Input data:
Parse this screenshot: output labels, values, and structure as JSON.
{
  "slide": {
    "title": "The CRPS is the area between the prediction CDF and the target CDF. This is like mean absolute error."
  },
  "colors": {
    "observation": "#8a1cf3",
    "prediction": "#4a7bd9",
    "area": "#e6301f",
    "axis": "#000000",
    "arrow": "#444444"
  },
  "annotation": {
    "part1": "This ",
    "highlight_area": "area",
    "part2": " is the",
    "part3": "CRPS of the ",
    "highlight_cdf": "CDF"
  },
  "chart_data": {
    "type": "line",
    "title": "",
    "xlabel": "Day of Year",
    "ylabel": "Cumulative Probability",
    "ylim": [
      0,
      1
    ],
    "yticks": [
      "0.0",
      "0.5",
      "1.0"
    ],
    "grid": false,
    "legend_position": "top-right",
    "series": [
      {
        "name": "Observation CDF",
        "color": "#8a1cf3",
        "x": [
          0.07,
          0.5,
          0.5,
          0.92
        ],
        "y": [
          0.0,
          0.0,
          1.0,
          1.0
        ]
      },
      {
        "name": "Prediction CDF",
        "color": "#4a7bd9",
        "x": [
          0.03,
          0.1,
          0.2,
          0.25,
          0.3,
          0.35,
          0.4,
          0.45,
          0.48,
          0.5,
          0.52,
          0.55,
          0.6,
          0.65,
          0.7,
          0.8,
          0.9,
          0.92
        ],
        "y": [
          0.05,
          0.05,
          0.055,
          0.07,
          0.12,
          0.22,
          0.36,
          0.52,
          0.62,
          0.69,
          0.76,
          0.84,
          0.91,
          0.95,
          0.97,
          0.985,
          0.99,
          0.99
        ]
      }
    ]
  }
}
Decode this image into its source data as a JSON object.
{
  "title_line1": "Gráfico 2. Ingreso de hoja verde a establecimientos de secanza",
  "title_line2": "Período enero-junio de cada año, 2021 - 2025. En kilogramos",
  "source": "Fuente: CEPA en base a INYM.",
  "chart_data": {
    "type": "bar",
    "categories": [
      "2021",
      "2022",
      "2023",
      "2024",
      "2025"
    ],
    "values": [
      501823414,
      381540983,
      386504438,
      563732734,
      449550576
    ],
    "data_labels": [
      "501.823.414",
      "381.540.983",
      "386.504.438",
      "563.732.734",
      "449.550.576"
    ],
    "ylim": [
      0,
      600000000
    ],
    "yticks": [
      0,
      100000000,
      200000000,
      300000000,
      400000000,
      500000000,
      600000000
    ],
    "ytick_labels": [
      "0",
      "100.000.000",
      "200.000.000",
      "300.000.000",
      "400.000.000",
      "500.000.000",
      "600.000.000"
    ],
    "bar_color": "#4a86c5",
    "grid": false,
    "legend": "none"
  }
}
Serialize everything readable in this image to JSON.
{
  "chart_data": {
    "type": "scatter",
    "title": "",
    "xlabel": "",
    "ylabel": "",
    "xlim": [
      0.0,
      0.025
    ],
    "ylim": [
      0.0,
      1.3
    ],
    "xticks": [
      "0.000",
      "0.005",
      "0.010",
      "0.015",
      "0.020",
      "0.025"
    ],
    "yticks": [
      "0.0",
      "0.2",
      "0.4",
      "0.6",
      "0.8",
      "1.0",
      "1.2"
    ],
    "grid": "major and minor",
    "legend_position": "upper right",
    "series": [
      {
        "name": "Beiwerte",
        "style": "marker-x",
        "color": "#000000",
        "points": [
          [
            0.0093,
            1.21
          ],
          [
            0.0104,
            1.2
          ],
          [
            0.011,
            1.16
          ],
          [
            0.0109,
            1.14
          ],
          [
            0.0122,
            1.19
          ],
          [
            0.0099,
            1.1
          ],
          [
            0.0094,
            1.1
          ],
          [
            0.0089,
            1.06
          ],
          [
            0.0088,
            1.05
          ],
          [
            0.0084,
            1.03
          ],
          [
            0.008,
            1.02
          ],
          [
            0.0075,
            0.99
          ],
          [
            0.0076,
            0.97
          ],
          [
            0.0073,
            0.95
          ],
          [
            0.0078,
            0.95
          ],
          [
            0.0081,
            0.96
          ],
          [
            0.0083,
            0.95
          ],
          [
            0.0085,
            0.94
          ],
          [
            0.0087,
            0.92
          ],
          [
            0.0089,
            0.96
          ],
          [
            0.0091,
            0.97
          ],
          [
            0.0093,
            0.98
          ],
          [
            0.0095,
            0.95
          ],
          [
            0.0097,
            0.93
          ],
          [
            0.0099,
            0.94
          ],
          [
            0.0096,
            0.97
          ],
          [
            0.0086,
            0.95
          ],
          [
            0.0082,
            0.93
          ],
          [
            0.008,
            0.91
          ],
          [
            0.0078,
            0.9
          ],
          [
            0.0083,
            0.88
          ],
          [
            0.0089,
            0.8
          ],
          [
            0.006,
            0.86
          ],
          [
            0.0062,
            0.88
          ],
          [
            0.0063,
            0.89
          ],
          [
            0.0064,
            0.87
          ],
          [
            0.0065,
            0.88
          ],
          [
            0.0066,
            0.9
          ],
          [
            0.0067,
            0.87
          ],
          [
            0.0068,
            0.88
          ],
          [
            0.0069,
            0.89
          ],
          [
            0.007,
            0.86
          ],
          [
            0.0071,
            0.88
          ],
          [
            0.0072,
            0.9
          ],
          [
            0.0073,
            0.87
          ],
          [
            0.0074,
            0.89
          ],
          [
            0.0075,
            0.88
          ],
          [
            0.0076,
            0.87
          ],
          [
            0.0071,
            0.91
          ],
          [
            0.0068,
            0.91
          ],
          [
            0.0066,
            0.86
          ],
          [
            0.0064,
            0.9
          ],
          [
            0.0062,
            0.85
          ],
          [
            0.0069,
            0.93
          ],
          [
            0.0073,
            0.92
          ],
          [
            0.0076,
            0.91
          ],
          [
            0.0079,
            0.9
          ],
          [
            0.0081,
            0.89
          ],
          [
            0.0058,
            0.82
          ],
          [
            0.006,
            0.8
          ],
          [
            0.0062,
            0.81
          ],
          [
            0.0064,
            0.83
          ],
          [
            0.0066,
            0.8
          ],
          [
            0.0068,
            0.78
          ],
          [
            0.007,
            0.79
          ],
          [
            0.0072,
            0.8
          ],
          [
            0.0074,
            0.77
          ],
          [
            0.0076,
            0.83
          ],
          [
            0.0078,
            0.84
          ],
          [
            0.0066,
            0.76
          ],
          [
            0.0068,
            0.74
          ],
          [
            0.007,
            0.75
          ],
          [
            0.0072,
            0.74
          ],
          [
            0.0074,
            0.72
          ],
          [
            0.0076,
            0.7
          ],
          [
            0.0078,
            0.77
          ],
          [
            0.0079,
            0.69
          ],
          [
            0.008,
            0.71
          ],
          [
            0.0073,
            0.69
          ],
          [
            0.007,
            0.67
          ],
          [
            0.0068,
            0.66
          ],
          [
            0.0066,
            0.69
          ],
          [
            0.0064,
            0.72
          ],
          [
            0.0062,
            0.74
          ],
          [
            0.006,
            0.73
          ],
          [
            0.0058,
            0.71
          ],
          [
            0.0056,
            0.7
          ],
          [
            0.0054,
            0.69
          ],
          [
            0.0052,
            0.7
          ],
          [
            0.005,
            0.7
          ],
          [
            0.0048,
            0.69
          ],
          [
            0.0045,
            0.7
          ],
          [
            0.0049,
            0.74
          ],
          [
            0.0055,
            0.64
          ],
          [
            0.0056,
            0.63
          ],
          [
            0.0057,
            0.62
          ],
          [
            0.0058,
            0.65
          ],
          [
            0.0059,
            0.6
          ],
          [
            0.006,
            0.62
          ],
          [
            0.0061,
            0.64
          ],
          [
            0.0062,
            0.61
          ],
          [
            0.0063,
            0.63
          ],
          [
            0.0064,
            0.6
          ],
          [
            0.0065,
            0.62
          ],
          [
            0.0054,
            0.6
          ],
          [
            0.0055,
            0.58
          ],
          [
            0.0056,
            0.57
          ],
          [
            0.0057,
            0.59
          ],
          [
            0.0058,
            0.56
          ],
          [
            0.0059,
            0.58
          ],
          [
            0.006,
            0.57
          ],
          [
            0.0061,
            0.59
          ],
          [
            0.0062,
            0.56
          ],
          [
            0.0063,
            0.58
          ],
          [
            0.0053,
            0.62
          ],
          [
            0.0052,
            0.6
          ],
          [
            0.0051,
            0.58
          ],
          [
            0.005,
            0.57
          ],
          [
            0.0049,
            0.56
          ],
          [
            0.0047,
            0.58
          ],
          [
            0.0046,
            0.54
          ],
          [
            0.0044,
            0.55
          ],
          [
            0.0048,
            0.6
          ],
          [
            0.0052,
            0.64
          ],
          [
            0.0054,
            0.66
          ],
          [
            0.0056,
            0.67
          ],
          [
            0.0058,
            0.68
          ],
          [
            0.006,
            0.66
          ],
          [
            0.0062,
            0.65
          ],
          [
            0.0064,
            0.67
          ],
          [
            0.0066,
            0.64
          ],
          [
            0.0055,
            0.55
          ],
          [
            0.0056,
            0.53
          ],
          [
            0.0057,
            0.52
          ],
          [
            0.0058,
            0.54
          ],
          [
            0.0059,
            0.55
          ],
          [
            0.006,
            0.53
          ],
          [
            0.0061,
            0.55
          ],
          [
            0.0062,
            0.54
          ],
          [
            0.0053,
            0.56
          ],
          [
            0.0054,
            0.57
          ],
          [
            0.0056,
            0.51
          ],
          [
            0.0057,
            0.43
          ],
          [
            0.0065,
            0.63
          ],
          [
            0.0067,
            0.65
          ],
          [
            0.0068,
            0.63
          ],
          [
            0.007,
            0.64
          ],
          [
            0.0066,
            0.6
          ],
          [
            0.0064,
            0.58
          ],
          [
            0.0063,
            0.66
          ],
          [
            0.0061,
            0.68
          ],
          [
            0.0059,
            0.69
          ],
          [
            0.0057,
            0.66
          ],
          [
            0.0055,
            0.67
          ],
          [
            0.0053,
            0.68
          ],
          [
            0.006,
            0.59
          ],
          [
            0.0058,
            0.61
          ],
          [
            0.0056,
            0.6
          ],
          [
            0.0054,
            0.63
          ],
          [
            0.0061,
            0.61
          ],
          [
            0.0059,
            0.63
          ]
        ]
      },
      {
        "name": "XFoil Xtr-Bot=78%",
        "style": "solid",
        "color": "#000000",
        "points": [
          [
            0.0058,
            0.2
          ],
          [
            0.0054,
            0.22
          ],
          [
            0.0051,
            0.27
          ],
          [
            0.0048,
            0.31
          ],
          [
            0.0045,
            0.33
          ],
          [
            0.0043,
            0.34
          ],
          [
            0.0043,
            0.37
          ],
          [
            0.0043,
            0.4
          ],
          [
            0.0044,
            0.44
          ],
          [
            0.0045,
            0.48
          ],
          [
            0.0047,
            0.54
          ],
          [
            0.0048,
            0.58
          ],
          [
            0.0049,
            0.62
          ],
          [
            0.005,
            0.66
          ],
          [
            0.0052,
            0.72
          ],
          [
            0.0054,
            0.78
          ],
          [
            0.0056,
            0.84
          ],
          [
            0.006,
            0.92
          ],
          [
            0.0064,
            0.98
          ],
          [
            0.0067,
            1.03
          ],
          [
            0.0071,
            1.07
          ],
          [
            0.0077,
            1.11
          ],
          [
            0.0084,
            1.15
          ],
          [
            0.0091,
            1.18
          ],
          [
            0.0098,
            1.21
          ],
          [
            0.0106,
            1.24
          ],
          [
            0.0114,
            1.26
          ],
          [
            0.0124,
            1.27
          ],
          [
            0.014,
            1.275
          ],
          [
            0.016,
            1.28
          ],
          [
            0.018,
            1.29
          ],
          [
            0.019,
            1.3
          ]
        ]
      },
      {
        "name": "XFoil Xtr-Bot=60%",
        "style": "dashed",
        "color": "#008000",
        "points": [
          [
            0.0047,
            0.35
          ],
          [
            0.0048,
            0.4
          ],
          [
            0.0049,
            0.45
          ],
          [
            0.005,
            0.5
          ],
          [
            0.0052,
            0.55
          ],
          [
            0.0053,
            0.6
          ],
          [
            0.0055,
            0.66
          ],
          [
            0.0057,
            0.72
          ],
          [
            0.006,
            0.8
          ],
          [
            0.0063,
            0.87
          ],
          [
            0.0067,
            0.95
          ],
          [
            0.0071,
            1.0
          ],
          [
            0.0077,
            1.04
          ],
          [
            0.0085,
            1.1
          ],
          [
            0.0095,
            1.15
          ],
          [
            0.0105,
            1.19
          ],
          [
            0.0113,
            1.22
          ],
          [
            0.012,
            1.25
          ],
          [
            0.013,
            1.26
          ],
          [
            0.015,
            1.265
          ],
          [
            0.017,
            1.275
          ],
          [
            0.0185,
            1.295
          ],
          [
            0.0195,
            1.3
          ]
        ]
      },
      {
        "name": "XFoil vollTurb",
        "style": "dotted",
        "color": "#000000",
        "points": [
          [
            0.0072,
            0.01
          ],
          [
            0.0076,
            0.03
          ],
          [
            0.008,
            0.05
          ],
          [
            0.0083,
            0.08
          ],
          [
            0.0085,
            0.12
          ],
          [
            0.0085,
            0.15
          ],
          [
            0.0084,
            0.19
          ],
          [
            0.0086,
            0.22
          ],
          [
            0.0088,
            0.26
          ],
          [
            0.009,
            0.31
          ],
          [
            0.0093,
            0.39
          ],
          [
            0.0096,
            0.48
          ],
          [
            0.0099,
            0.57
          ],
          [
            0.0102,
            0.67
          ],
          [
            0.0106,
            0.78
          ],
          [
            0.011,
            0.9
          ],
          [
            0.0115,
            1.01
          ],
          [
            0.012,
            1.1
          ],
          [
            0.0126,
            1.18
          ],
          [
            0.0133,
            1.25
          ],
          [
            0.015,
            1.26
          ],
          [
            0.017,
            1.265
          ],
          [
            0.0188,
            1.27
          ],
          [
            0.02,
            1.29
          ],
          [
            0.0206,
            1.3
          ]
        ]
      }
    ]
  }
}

Problem: Check each line above for the word "values" and give the number of lines that have it, nothing else.

The output: 2